GIVEN ENTRIES -
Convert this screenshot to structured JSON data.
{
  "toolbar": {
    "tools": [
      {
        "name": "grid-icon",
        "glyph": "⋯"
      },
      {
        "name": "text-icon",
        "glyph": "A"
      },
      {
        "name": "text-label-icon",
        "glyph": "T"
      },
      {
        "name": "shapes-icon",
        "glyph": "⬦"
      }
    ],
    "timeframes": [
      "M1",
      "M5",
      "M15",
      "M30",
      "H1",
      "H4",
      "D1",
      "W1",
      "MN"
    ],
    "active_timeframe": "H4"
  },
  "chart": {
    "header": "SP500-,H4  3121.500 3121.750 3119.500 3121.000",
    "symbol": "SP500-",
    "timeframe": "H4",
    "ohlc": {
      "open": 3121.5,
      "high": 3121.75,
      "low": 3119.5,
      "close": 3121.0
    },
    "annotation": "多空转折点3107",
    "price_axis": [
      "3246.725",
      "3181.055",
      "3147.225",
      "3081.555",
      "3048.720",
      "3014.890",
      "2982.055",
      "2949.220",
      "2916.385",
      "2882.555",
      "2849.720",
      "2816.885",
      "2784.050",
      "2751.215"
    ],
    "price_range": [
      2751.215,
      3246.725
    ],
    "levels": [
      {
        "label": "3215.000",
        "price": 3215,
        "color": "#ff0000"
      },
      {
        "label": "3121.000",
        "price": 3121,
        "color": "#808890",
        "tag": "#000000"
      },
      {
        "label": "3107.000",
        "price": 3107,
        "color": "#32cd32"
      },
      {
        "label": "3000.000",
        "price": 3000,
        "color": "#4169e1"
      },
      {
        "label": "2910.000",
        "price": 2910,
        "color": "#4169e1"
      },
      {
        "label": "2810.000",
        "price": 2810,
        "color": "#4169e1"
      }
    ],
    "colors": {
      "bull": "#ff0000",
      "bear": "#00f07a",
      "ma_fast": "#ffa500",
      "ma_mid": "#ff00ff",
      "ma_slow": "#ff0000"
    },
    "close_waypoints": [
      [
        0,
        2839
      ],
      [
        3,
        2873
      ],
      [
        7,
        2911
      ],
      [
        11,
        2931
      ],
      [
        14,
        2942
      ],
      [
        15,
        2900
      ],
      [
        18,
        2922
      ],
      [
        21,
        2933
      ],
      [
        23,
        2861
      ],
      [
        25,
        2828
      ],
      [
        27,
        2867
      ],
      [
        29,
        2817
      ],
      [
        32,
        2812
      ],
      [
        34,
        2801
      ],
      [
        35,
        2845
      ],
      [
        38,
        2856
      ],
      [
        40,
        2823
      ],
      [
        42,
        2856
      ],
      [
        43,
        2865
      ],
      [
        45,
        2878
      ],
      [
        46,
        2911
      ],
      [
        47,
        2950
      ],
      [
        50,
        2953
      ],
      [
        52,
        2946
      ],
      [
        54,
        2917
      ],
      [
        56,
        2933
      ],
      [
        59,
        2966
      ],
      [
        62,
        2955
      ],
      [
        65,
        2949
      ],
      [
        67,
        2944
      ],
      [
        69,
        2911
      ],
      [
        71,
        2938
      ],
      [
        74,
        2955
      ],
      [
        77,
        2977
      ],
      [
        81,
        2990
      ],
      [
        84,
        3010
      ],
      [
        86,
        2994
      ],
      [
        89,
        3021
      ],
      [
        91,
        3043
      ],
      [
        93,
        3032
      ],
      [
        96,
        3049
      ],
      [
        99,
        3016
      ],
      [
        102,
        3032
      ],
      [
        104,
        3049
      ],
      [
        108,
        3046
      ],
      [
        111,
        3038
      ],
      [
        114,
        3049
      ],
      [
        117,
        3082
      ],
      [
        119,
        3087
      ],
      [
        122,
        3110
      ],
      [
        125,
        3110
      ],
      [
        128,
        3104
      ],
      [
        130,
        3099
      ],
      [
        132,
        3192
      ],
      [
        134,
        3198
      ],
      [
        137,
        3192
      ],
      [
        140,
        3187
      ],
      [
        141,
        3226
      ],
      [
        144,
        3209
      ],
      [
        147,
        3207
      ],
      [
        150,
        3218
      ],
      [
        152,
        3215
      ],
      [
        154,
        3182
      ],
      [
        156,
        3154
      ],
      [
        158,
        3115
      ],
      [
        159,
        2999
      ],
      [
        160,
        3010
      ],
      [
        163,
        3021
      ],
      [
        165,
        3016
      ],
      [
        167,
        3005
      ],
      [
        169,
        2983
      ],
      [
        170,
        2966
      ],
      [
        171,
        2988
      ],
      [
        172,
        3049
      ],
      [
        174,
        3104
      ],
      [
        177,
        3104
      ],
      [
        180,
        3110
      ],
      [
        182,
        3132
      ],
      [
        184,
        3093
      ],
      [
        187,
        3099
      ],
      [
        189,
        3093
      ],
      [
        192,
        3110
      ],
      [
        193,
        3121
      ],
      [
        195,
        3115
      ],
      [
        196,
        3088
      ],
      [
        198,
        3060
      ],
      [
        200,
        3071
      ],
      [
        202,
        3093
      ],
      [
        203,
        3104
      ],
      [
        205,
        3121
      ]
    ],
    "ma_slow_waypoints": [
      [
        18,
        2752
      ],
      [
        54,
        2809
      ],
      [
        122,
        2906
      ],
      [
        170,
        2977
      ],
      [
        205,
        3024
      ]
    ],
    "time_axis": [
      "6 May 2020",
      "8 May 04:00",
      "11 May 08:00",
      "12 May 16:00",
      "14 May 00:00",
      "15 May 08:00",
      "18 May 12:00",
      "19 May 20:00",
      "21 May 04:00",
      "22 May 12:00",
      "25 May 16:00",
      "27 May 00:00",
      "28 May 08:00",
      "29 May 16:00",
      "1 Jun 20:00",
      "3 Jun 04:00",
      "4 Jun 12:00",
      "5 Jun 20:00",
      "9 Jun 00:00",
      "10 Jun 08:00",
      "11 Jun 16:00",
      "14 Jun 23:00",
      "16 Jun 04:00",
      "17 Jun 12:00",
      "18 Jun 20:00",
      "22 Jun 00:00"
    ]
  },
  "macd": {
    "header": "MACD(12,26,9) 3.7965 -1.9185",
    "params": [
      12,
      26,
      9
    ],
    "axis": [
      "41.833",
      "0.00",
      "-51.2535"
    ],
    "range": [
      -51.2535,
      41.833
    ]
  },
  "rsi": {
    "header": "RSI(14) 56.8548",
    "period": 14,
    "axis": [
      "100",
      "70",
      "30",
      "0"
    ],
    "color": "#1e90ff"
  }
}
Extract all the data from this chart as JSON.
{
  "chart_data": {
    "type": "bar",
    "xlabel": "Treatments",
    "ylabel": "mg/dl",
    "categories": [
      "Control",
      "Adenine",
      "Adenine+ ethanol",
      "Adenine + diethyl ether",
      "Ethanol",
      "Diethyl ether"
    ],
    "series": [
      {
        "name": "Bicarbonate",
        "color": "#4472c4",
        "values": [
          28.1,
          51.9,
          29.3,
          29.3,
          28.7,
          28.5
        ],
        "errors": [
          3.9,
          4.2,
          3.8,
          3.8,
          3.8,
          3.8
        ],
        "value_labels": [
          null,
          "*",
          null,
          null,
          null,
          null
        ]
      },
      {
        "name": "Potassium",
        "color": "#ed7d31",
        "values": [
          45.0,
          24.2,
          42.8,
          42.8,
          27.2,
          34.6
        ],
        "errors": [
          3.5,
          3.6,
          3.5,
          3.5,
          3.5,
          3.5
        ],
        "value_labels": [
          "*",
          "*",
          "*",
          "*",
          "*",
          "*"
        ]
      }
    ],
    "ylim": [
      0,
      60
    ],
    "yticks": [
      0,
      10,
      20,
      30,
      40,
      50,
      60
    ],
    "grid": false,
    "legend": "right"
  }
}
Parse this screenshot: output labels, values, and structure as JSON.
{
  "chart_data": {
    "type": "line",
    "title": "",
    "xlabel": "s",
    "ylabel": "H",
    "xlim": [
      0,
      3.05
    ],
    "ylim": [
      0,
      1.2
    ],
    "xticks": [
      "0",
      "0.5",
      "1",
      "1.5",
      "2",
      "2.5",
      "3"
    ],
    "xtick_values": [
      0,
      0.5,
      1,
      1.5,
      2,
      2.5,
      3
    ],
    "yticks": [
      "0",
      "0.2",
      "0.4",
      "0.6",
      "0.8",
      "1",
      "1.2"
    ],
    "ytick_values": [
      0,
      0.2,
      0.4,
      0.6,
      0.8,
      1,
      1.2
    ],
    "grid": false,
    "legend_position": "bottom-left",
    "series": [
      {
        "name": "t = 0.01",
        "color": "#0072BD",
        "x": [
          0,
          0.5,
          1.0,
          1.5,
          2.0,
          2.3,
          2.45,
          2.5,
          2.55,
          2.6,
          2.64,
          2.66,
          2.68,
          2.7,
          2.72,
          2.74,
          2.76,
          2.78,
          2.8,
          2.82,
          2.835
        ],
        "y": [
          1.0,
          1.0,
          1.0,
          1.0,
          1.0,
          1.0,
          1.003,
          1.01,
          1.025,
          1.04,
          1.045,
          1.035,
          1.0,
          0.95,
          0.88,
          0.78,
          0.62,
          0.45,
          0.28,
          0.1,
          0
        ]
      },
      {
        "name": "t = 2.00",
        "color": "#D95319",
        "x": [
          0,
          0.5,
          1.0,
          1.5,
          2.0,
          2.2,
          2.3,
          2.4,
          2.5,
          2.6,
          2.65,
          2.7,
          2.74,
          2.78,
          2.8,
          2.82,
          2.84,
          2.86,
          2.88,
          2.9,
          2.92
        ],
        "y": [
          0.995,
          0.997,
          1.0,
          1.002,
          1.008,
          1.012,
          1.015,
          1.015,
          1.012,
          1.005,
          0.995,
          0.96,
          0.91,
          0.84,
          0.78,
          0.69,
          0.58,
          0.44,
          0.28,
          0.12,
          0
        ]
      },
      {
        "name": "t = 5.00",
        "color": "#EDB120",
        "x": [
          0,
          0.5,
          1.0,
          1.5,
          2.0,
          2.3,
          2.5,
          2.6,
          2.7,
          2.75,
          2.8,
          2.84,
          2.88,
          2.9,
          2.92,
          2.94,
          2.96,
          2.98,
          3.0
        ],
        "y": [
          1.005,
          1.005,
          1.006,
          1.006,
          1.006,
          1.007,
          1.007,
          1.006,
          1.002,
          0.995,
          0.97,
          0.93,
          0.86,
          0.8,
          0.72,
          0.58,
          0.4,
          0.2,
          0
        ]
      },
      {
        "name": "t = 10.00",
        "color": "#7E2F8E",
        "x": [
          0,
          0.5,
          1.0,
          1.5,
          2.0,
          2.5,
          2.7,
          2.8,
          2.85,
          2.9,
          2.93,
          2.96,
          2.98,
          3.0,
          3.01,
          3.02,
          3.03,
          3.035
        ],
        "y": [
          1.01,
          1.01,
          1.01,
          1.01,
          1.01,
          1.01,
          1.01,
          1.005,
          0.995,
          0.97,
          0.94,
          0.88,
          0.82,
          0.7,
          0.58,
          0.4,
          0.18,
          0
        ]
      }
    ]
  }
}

THE TASK -
Copy out every line in the listing where the word "screenshot" appears.

SOLUTION TO THE EXERCISE -
Convert this screenshot to structured JSON data.
Parse this screenshot: output labels, values, and structure as JSON.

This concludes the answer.